Stored records
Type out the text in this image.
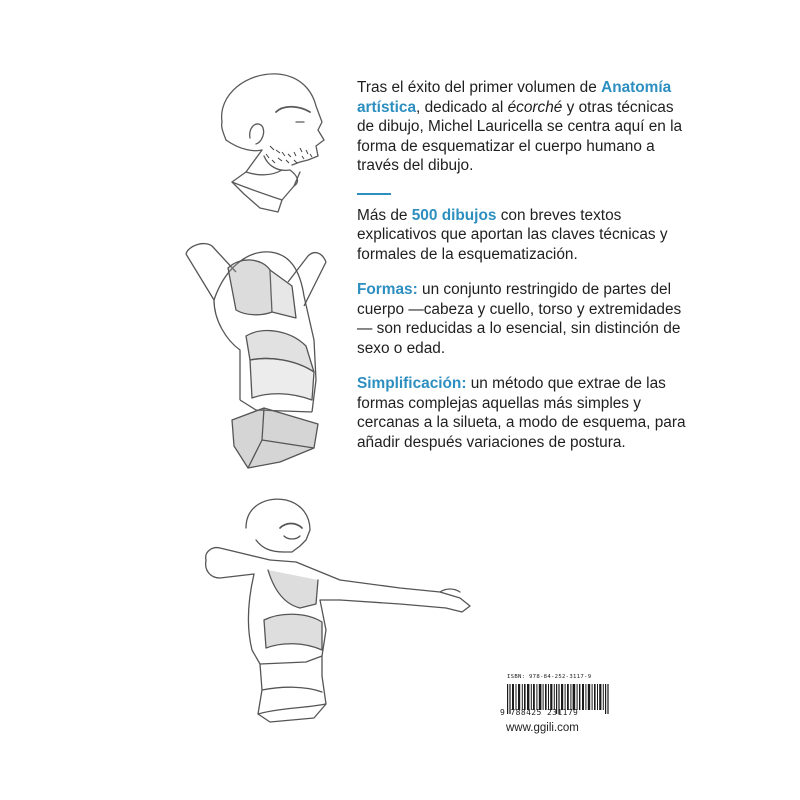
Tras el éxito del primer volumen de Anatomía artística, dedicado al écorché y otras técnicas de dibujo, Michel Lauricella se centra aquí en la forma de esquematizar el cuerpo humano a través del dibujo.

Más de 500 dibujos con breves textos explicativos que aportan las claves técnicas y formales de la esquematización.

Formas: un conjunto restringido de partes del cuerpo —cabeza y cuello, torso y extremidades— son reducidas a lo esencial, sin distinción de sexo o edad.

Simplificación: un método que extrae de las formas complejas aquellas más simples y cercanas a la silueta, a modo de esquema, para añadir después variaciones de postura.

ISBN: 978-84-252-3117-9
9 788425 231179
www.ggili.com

== STATED TASK ==
Every line of text is to be repeated exactly; pictures are left out.

== COMPLETE ANSWER ==
Type out the text in this image.
Tras el éxito del primer volumen de Anatomía artística, dedicado al écorché y otras técnicas de dibujo, Michel Lauricella se centra aquí en la forma de esquematizar el cuerpo humano a través del dibujo.

Más de 500 dibujos con breves textos explicativos que aportan las claves técnicas y formales de la esquematización.

Formas: un conjunto restringido de partes del cuerpo —cabeza y cuello, torso y extremidades— son reducidas a lo esencial, sin distinción de sexo o edad.

Simplificación: un método que extrae de las formas complejas aquellas más simples y cercanas a la silueta, a modo de esquema, para añadir después variaciones de postura.

ISBN: 978-84-252-3117-9
9 788425 231179
www.ggili.com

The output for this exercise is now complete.